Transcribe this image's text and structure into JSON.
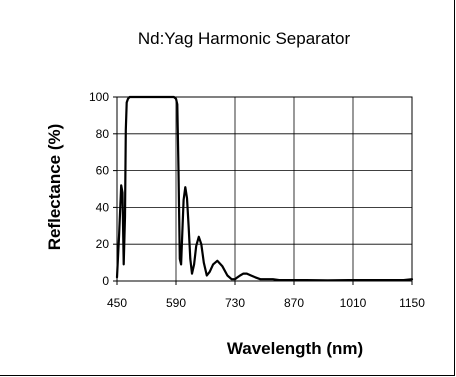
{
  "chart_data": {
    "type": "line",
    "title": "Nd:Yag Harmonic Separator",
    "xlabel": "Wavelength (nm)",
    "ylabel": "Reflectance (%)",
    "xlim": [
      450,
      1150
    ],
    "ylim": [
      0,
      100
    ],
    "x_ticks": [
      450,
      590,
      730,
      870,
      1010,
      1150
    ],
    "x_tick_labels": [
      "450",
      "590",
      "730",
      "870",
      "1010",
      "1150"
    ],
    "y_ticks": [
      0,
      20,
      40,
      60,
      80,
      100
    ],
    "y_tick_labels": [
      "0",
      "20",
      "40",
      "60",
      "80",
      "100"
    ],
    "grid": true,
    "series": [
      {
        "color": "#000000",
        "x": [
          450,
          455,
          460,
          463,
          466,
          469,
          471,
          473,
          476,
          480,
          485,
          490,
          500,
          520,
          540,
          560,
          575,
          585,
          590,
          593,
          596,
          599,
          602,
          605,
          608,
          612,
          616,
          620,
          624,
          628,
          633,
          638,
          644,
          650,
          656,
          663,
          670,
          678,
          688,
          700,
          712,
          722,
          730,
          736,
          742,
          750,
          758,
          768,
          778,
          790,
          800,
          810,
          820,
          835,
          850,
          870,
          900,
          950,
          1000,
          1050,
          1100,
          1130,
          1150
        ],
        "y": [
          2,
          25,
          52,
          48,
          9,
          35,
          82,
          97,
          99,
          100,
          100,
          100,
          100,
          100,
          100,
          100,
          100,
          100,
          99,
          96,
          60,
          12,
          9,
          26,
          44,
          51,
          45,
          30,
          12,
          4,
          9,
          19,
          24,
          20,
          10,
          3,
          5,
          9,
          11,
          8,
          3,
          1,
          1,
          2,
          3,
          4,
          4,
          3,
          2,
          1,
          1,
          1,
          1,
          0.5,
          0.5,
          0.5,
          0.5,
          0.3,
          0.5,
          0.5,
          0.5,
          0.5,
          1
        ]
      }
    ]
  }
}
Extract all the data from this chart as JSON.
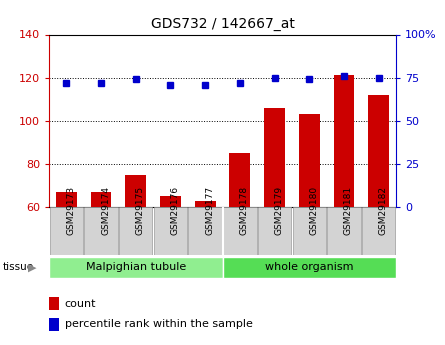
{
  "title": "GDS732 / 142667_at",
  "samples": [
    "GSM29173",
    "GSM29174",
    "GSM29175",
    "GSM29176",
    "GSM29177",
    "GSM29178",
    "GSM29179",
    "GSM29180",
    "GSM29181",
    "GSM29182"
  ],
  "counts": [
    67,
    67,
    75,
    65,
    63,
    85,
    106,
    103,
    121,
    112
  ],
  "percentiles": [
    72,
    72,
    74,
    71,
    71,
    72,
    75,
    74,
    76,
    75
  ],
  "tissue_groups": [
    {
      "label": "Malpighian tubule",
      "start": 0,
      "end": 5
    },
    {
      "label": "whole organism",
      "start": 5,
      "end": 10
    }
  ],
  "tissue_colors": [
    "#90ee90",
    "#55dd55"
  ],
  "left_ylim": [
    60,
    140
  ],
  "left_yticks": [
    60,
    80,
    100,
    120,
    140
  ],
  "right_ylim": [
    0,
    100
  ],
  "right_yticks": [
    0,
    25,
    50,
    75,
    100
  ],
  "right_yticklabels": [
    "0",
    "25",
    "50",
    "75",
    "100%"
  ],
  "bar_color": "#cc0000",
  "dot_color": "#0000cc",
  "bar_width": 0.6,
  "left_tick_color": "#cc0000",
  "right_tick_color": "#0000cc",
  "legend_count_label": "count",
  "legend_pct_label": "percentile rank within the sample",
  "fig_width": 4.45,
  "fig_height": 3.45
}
------------------------------
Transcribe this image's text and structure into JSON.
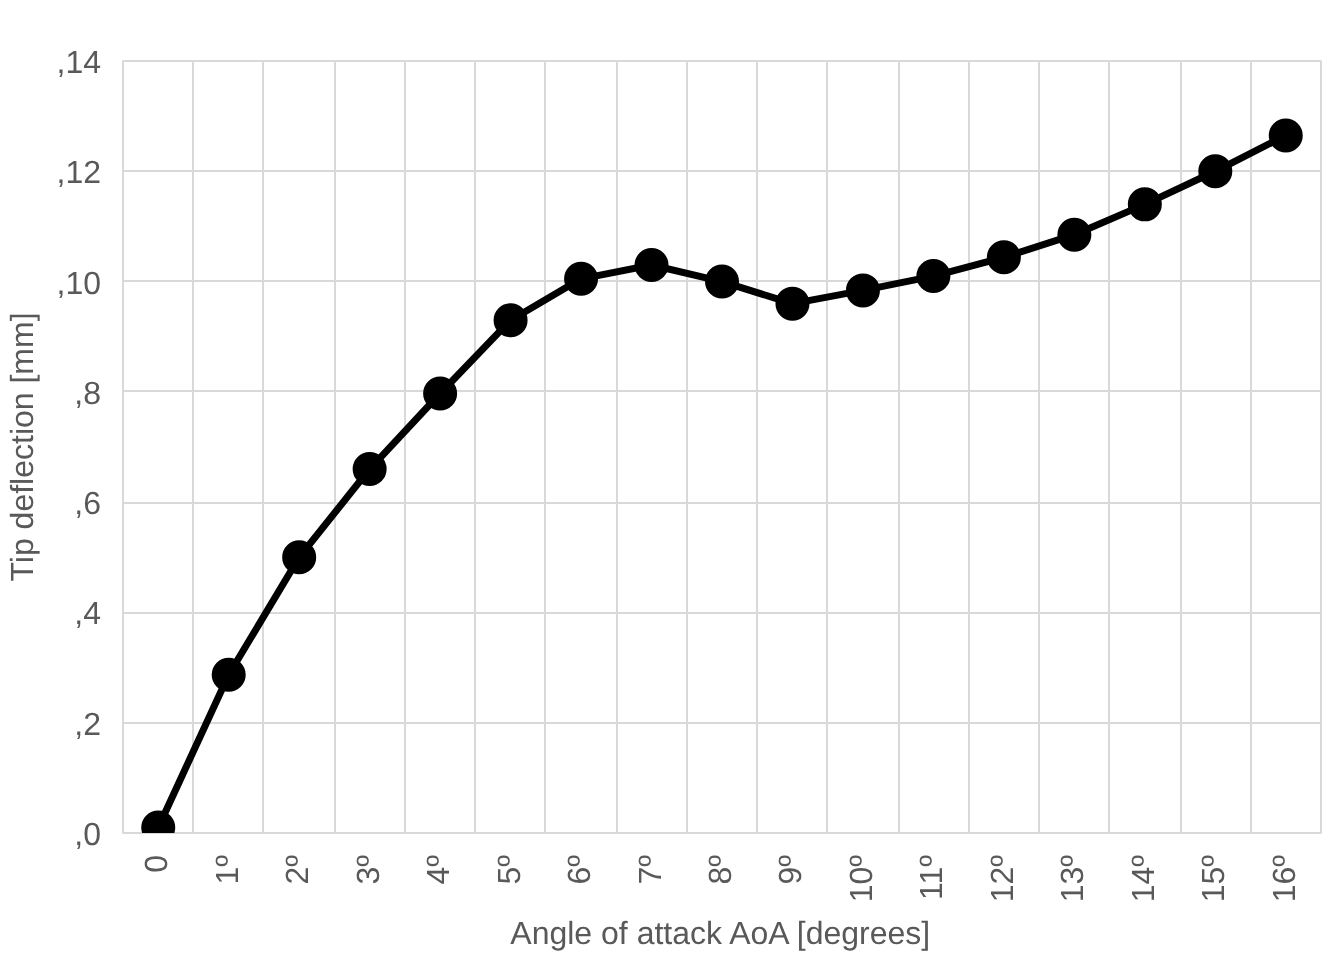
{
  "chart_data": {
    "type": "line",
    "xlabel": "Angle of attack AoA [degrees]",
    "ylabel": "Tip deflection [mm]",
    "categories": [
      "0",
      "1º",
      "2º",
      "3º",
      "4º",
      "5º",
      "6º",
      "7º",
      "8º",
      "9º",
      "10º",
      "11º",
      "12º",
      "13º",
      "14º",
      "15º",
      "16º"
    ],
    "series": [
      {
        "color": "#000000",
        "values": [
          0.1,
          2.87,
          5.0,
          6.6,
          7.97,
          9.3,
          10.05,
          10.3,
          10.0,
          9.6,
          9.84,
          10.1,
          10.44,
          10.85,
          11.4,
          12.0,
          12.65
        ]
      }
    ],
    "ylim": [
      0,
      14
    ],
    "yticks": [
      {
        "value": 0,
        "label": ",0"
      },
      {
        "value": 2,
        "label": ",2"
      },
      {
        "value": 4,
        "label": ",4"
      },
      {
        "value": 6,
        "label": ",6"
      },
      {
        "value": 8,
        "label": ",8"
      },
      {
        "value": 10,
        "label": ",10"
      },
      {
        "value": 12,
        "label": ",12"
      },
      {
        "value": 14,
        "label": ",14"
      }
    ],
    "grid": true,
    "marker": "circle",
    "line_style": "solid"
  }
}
------------------------------
§ **What is needed**: Within the material above, find the lines that contain the word "title"; copy them.

§ **Output**:
    "title": "Nd:Yag Harmonic Separator",
  "title": "GDS732 / 142667_at",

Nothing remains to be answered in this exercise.